## begin
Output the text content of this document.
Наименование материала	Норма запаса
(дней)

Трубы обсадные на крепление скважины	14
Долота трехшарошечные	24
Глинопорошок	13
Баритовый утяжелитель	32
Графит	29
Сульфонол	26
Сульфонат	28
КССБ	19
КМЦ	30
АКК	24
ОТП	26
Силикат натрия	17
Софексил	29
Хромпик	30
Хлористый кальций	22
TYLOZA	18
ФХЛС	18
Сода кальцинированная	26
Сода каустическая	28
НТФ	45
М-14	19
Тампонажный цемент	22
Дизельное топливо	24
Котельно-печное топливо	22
## end
**What to do:** From the data above, pick out each line containing "топливо" and copy it.

**Answer to this exercise:**
Дизельное топливо	24
Котельно-печное топливо	22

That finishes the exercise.